◆ **Task brief**: Copy the data exactly as it appears, and do not include any pictures.

◆ **Records to process**:
[start]
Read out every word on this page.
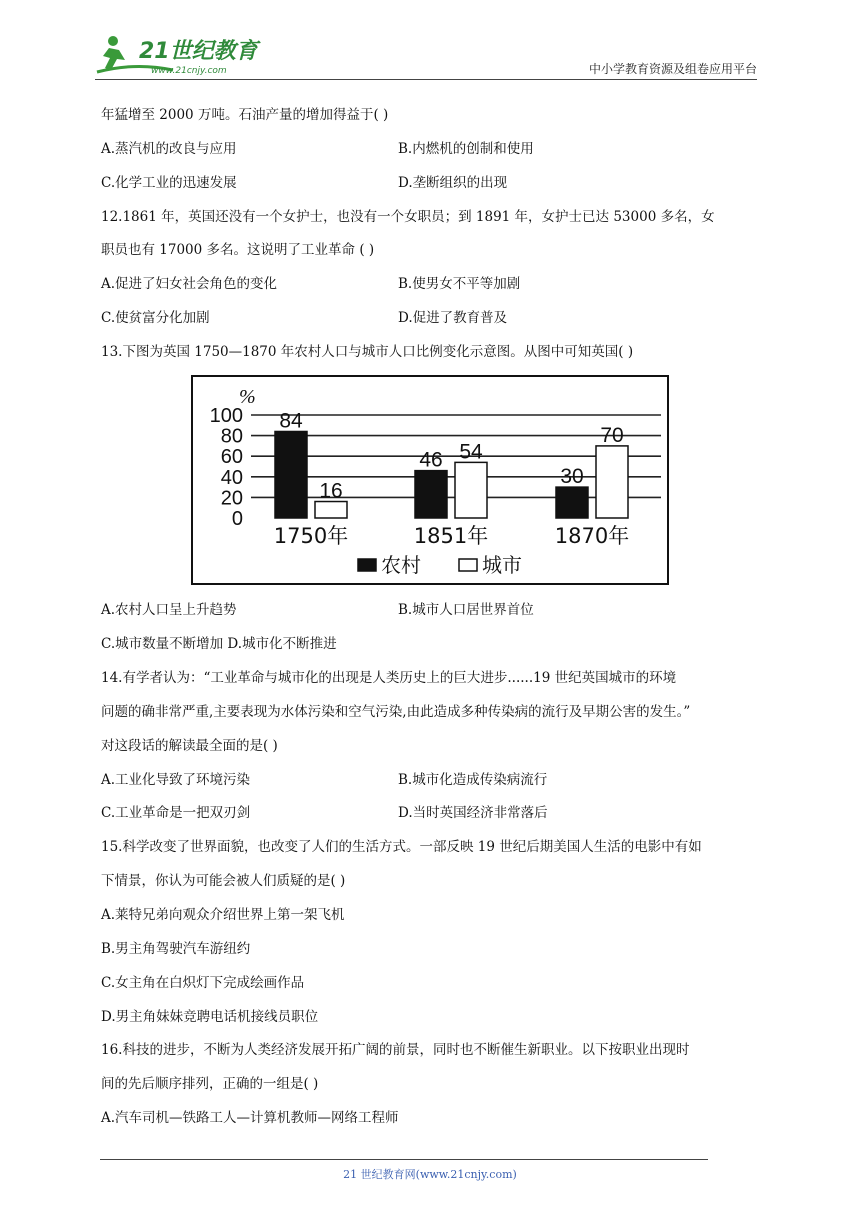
21世纪教育
www.21cnjy.com	中小学教育资源及组卷应用平台
年猛增至 2000 万吨。石油产量的增加得益于( )
A.蒸汽机的改良与应用	B.内燃机的创制和使用
C.化学工业的迅速发展	D.垄断组织的出现
12.1861 年，英国还没有一个女护士，也没有一个女职员；到 1891 年，女护士已达 53000 多名，女
职员也有 17000 多名。这说明了工业革命 ( )
A.促进了妇女社会角色的变化	B.使男女不平等加剧
C.使贫富分化加剧	D.促进了教育普及
13.下图为英国 1750—1870 年农村人口与城市人口比例变化示意图。从图中可知英国( )
%
0
20
40
60
80
100 84
16
1750年
46 54
1851年
30
70
1870年
农村	城市
A.农村人口呈上升趋势	B.城市人口居世界首位
C.城市数量不断增加 D.城市化不断推进
14.有学者认为：“工业革命与城市化的出现是人类历史上的巨大进步......19 世纪英国城市的环境
问题的确非常严重,主要表现为水体污染和空气污染,由此造成多种传染病的流行及早期公害的发生。”
对这段话的解读最全面的是( )
A.工业化导致了环境污染	B.城市化造成传染病流行
C.工业革命是一把双刃剑	D.当时英国经济非常落后
15.科学改变了世界面貌，也改变了人们的生活方式。一部反映 19 世纪后期美国人生活的电影中有如
下情景，你认为可能会被人们质疑的是( )
A.莱特兄弟向观众介绍世界上第一架飞机
B.男主角驾驶汽车游纽约
C.女主角在白炽灯下完成绘画作品
D.男主角妹妹竞聘电话机接线员职位
16.科技的进步，不断为人类经济发展开拓广阔的前景，同时也不断催生新职业。以下按职业出现时
间的先后顺序排列，正确的一组是( )
A.汽车司机—铁路工人—计算机教师—网络工程师
21 世纪教育网(www.21cnjy.com)
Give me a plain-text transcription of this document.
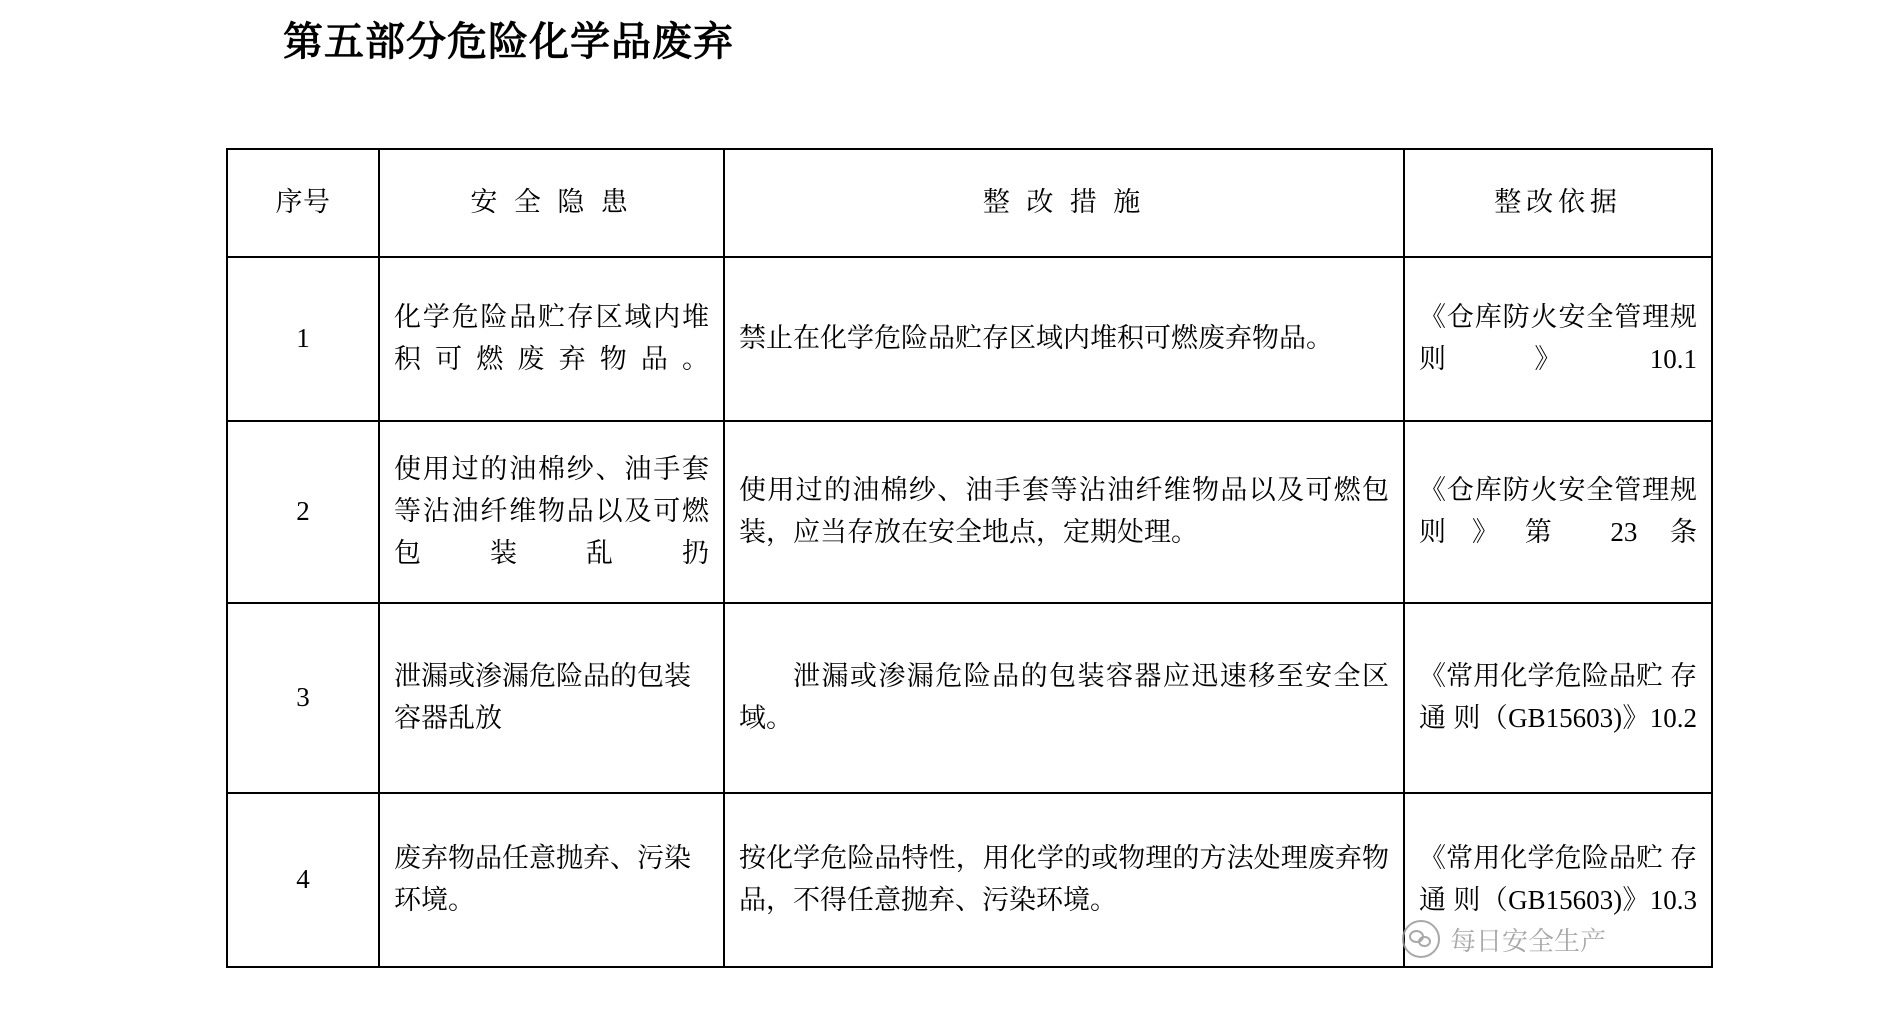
第五部分危险化学品废弃
序号	安 全 隐 患	整 改 措 施	整改依据
1	化学危险品贮存区域内堆积可燃废弃物品。	禁止在化学危险品贮存区域内堆积可燃废弃物品。	《仓库防火安全管理规则》10.1
2	使用过的油棉纱、油手套等沾油纤维物品以及可燃包装乱扔	使用过的油棉纱、油手套等沾油纤维物品以及可燃包装，应当存放在安全地点，定期处理。	《仓库防火安全管理规则》第 23 条
3	泄漏或渗漏危险品的包装容器乱放	泄漏或渗漏危险品的包装容器应迅速移至安全区域。	《常用化学危险品贮 存 通 则（GB15603)》10.2
4	废弃物品任意抛弃、污染环境。	按化学危险品特性，用化学的或物理的方法处理废弃物品，不得任意抛弃、污染环境。	《常用化学危险品贮 存 通 则（GB15603)》10.3
每日安全生产
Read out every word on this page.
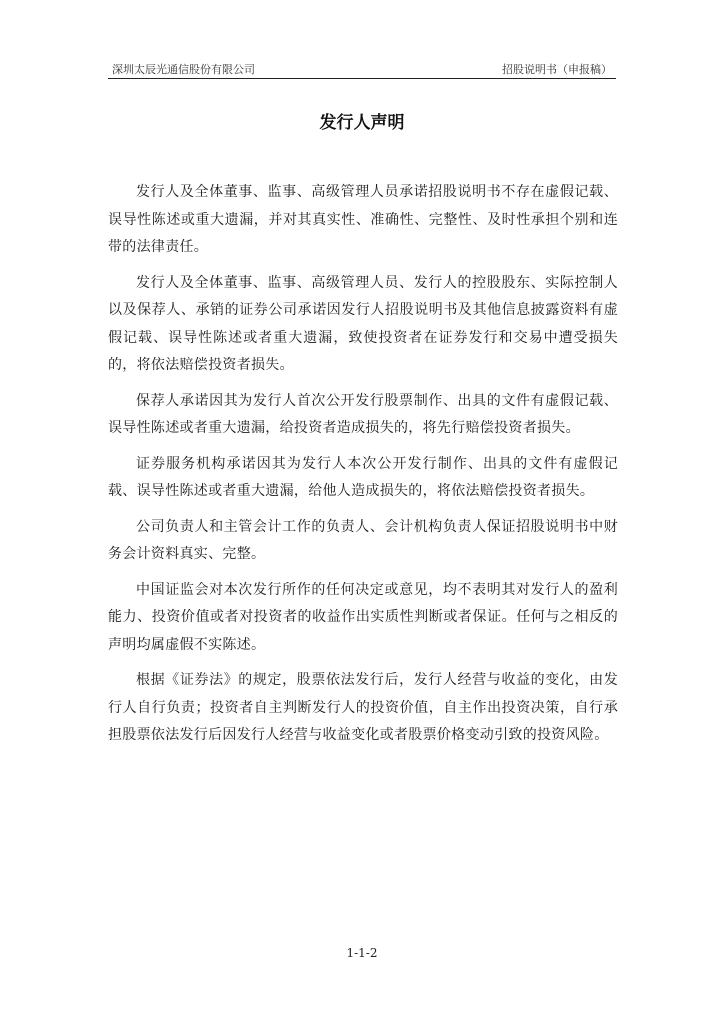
深圳太辰光通信股份有限公司	招股说明书（申报稿）
发行人声明

发行人及全体董事、监事、高级管理人员承诺招股说明书不存在虚假记载、误导性陈述或重大遗漏，并对其真实性、准确性、完整性、及时性承担个别和连带的法律责任。

发行人及全体董事、监事、高级管理人员、发行人的控股股东、实际控制人以及保荐人、承销的证券公司承诺因发行人招股说明书及其他信息披露资料有虚假记载、误导性陈述或者重大遗漏，致使投资者在证券发行和交易中遭受损失的，将依法赔偿投资者损失。

保荐人承诺因其为发行人首次公开发行股票制作、出具的文件有虚假记载、误导性陈述或者重大遗漏，给投资者造成损失的，将先行赔偿投资者损失。

证券服务机构承诺因其为发行人本次公开发行制作、出具的文件有虚假记载、误导性陈述或者重大遗漏，给他人造成损失的，将依法赔偿投资者损失。

公司负责人和主管会计工作的负责人、会计机构负责人保证招股说明书中财务会计资料真实、完整。

中国证监会对本次发行所作的任何决定或意见，均不表明其对发行人的盈利能力、投资价值或者对投资者的收益作出实质性判断或者保证。任何与之相反的声明均属虚假不实陈述。

根据《证券法》的规定，股票依法发行后，发行人经营与收益的变化，由发行人自行负责；投资者自主判断发行人的投资价值，自主作出投资决策，自行承担股票依法发行后因发行人经营与收益变化或者股票价格变动引致的投资风险。

1-1-2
[end]
◆ **Output of the task**:
Read out every word on this page.
21世纪教育
www.21cnjy.com	中小学教育资源及组卷应用平台
年猛增至 2000 万吨。石油产量的增加得益于( )
A.蒸汽机的改良与应用	B.内燃机的创制和使用
C.化学工业的迅速发展	D.垄断组织的出现
12.1861 年，英国还没有一个女护士，也没有一个女职员；到 1891 年，女护士已达 53000 多名，女
职员也有 17000 多名。这说明了工业革命 ( )
A.促进了妇女社会角色的变化	B.使男女不平等加剧
C.使贫富分化加剧	D.促进了教育普及
13.下图为英国 1750—1870 年农村人口与城市人口比例变化示意图。从图中可知英国( )
%
0
20
40
60
80
100 84
16
1750年
46 54
1851年
30
70
1870年
农村	城市
A.农村人口呈上升趋势	B.城市人口居世界首位
C.城市数量不断增加 D.城市化不断推进
14.有学者认为：“工业革命与城市化的出现是人类历史上的巨大进步......19 世纪英国城市的环境
问题的确非常严重,主要表现为水体污染和空气污染,由此造成多种传染病的流行及早期公害的发生。”
对这段话的解读最全面的是( )
A.工业化导致了环境污染	B.城市化造成传染病流行
C.工业革命是一把双刃剑	D.当时英国经济非常落后
15.科学改变了世界面貌，也改变了人们的生活方式。一部反映 19 世纪后期美国人生活的电影中有如
下情景，你认为可能会被人们质疑的是( )
A.莱特兄弟向观众介绍世界上第一架飞机
B.男主角驾驶汽车游纽约
C.女主角在白炽灯下完成绘画作品
D.男主角妹妹竞聘电话机接线员职位
16.科技的进步，不断为人类经济发展开拓广阔的前景，同时也不断催生新职业。以下按职业出现时
间的先后顺序排列，正确的一组是( )
A.汽车司机—铁路工人—计算机教师—网络工程师
21 世纪教育网(www.21cnjy.com)
Give me a plain-text transcription of this document.
第五部分危险化学品废弃
序号	安 全 隐 患	整 改 措 施	整改依据
1	化学危险品贮存区域内堆积可燃废弃物品。	禁止在化学危险品贮存区域内堆积可燃废弃物品。	《仓库防火安全管理规则》10.1
2	使用过的油棉纱、油手套等沾油纤维物品以及可燃包装乱扔	使用过的油棉纱、油手套等沾油纤维物品以及可燃包装，应当存放在安全地点，定期处理。	《仓库防火安全管理规则》第 23 条
3	泄漏或渗漏危险品的包装容器乱放	泄漏或渗漏危险品的包装容器应迅速移至安全区域。	《常用化学危险品贮 存 通 则（GB15603)》10.2
4	废弃物品任意抛弃、污染环境。	按化学危险品特性，用化学的或物理的方法处理废弃物品，不得任意抛弃、污染环境。	《常用化学危险品贮 存 通 则（GB15603)》10.3
每日安全生产
Read out every word on this page.
深圳太辰光通信股份有限公司	招股说明书（申报稿）
发行人声明

发行人及全体董事、监事、高级管理人员承诺招股说明书不存在虚假记载、误导性陈述或重大遗漏，并对其真实性、准确性、完整性、及时性承担个别和连带的法律责任。

发行人及全体董事、监事、高级管理人员、发行人的控股股东、实际控制人以及保荐人、承销的证券公司承诺因发行人招股说明书及其他信息披露资料有虚假记载、误导性陈述或者重大遗漏，致使投资者在证券发行和交易中遭受损失的，将依法赔偿投资者损失。

保荐人承诺因其为发行人首次公开发行股票制作、出具的文件有虚假记载、误导性陈述或者重大遗漏，给投资者造成损失的，将先行赔偿投资者损失。

证券服务机构承诺因其为发行人本次公开发行制作、出具的文件有虚假记载、误导性陈述或者重大遗漏，给他人造成损失的，将依法赔偿投资者损失。

公司负责人和主管会计工作的负责人、会计机构负责人保证招股说明书中财务会计资料真实、完整。

中国证监会对本次发行所作的任何决定或意见，均不表明其对发行人的盈利能力、投资价值或者对投资者的收益作出实质性判断或者保证。任何与之相反的声明均属虚假不实陈述。

根据《证券法》的规定，股票依法发行后，发行人经营与收益的变化，由发行人自行负责；投资者自主判断发行人的投资价值，自主作出投资决策，自行承担股票依法发行后因发行人经营与收益变化或者股票价格变动引致的投资风险。

1-1-2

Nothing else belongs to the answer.